NANCY GROSSMANN FEMALEMAKERS SERIE SOMMELIÈREN

NANCY GROSSMANN. RESTAURANT RUTZ***. BERLIN.

Ein Portrait von Monika Ebert ©Bild ©Text.

Nancy Grossmann. Chef-Sommelière im Restaurant Rutz*** Berlin vor einem Bild von Torben Giehler.

Nancy Grossmann. Chef-Sommelière im Restaurant Rutz*** Berlin vor einem Bild von Torben Giehler.

 

Nancy Grossmann ist eine der wenigen “echten” Berlinerinnen, die ich in meinen über 30 Jahren in der Stadt kennengelernt habe. Die Chef-Sommelière des Drei-Sterne-Restaurants Rutz in Berlin wurde 2021 unter anderem vom Gault Millau für ihre exzellente Arbeit ausgezeichnet. Langjährige Erfahrung, fundierte Kompetenz, Hingabe an die Materie Wein und ein untrügliches Gespür für spannende Pairings. All das transformiert Nancy Grossmann seit 2018 in überragende Weinerlebnisse für die Gäste des Rutz, die sie mit Stil, Charme, Offenheit, Kreativität und Eleganz begleitet.

Bereitgestellte Daten:

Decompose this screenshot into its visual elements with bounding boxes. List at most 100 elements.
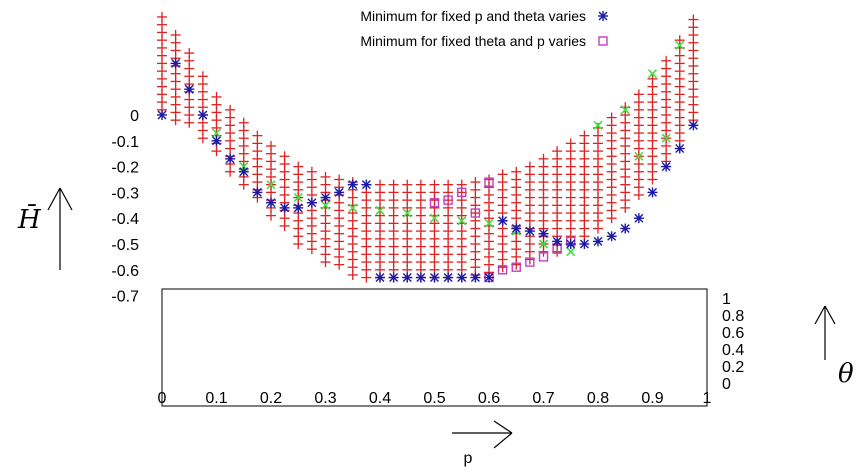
data-point-star	[484, 272, 494, 283]
legend-marker-square	[598, 36, 608, 46]
x-tick-labels: 0 0.1 0.2 0.3 0.4 0.5 0.6 0.7 0.8 0.9 1	[158, 390, 712, 407]
data-point-star	[661, 161, 672, 172]
data-point-cross	[647, 69, 658, 79]
data-point-star	[579, 239, 590, 249]
y2-tick-label: 0	[722, 376, 731, 393]
data-point-star	[361, 179, 372, 190]
y2-tick-label: 0.8	[722, 308, 744, 325]
y2-tick-label: 1	[722, 291, 731, 308]
data-point-star	[266, 197, 276, 208]
y-tick-label: -0.3	[111, 185, 139, 202]
data-point-cross	[211, 128, 222, 138]
data-point-star	[320, 192, 331, 203]
data-point-cross	[593, 120, 603, 130]
data-point-cross	[566, 247, 576, 257]
y-tick-label: 0	[130, 108, 139, 125]
x-tick-label: 0.1	[205, 390, 227, 407]
y-axis-arrow-icon	[47, 187, 73, 270]
y-tick-label: -0.1	[111, 134, 139, 151]
data-point-square	[511, 262, 521, 272]
data-point-cross	[429, 213, 440, 223]
data-point-cross	[620, 105, 630, 115]
data-point-plus	[320, 257, 331, 268]
data-point-star	[524, 226, 535, 237]
data-point-star	[497, 215, 508, 226]
data-point-cross	[484, 218, 494, 228]
data-point-plus	[293, 239, 304, 249]
y2-tick-label: 0.2	[722, 359, 744, 376]
data-point-star	[511, 223, 522, 234]
data-point-star	[184, 84, 195, 95]
y2-tick-labels: 10.80.60.40.20	[722, 291, 744, 393]
data-point-plus	[538, 246, 549, 257]
x-tick-label: 0	[158, 390, 167, 407]
data-point-plus	[334, 259, 345, 270]
data-point-star	[402, 272, 413, 283]
data-point-star	[293, 202, 304, 213]
x-tick-label: 0.5	[423, 390, 445, 407]
data-point-star	[375, 272, 385, 283]
data-point-cross	[320, 200, 331, 210]
data-point-plus	[633, 189, 644, 200]
data-point-star	[238, 166, 249, 177]
data-point-square	[457, 187, 467, 198]
y-tick-label: -0.5	[111, 237, 139, 254]
x-tick-label: 0.8	[587, 390, 609, 407]
data-point-plus	[279, 220, 290, 231]
data-point-star	[470, 272, 481, 283]
y-axis-label: H̄	[17, 203, 42, 235]
data-point-square	[525, 257, 535, 267]
data-point-square	[497, 265, 508, 275]
data-point-star	[456, 272, 467, 283]
data-point-plus	[266, 210, 276, 221]
data-point-square	[538, 252, 549, 262]
data-point-star	[306, 197, 317, 208]
data-point-plus	[593, 223, 603, 234]
data-point-square	[470, 208, 481, 218]
data-point-square	[443, 195, 453, 205]
x-tick-label: 0.6	[478, 390, 500, 407]
data-point-star	[538, 228, 549, 239]
data-point-star	[633, 213, 644, 224]
data-point-plus	[197, 133, 208, 144]
data-point-plus	[184, 117, 195, 128]
data-point-star	[347, 179, 358, 190]
y-tick-labels: 0 -0.1 -0.2 -0.3 -0.4 -0.5 -0.6 -0.7	[111, 108, 139, 306]
data-point-star	[429, 272, 440, 283]
y2-tick-label: 0.6	[722, 325, 744, 342]
data-point-star	[388, 272, 399, 283]
data-points	[157, 11, 699, 283]
legend-square	[598, 36, 608, 46]
data-point-plus	[347, 269, 358, 280]
legend-label-series-2: Minimum for fixed theta and p varies	[360, 33, 586, 49]
y-tick-label: -0.2	[111, 160, 139, 177]
data-point-plus	[225, 166, 236, 177]
y-tick-label: -0.4	[111, 211, 139, 228]
y2-axis-arrow-icon	[814, 305, 836, 360]
data-point-star	[225, 153, 236, 164]
data-point-star	[565, 239, 576, 249]
x-tick-label: 0.7	[532, 390, 554, 407]
data-point-plus	[211, 146, 222, 157]
data-point-plus	[647, 174, 658, 185]
x-tick-label: 0.2	[260, 390, 282, 407]
data-point-star	[197, 110, 208, 120]
y-tick-label: -0.7	[111, 289, 139, 306]
data-point-cross	[266, 180, 276, 190]
data-point-star	[211, 135, 222, 146]
data-point-star	[334, 187, 345, 198]
data-point-star	[593, 236, 603, 247]
data-point-cross	[293, 192, 303, 203]
data-point-cross	[457, 216, 467, 226]
data-point-plus	[361, 272, 372, 283]
data-point-star	[252, 187, 263, 198]
y2-tick-label: 0.4	[722, 342, 744, 359]
data-point-plus	[170, 115, 181, 126]
data-point-cross	[538, 239, 549, 249]
data-point-square	[429, 198, 440, 208]
x-tick-label: 0.3	[314, 390, 336, 407]
theta-panel-frame	[161, 288, 708, 407]
legend: Minimum for fixed p and theta varies Min…	[360, 8, 608, 49]
y2-axis-label: θ	[838, 359, 854, 389]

Aufgaben:
1. Von wem wurde Nancy Grossmann laut dem Porträt über die Sommelière 2021 unter anderem ausgezeichnet?
2. Schreibe das Porträt über Nancy Grossmann weiter.

Lösungen:
1. Vom Gault Millau.

2.
Politik + Gastronomie.

Nach dem Abitur wollte Nancy Grossmann, Jahrgang 1984, eigentlich Politikwissenschaft studieren. Während eines Praktikums kamen ihr erste Zweifel, ob aus persönlichem politischem Interesse wirklich ein Beruf werden sollte. Der Politologe, bei dem sie hospitierte, motivierte die Abiturientin, eine Ausbildung zu machen. Nancy Grossmanns erste Station in der Gastronomie war eine Patisserie in Berlin-Zehlendorf. Es folgte die Ausbildung zur Restaurantfachfrau bei Feinkost Käfer im Berliner Reichstag. Dort entdeckte die spätere Sommelière ihr Interesse für das Thema Wein. Sie erhielt erste sensorische Trainings und nahm an renommierten Branchen-Events teil. Nancy Grossmann entschloss sich, nach ihrem ersten Abschluss die IHK-Sommelier-Ausbildung an der Deutschen Weinschule Berlin zu absolvieren. Für die Aufnahme fehlte ihr noch eine zweijährige Berufstätigkeit in Weinhandel oder Gastronomie. So sammelte sie Erfahrungen an verschiedenen Stationen im europäischen Ausland, kam aber auch zwischendurch immer wieder zurück in ihren „Berliner Hafen”, wie sie das Restaurant im Reichstag nennt.

Sterne in Portugal.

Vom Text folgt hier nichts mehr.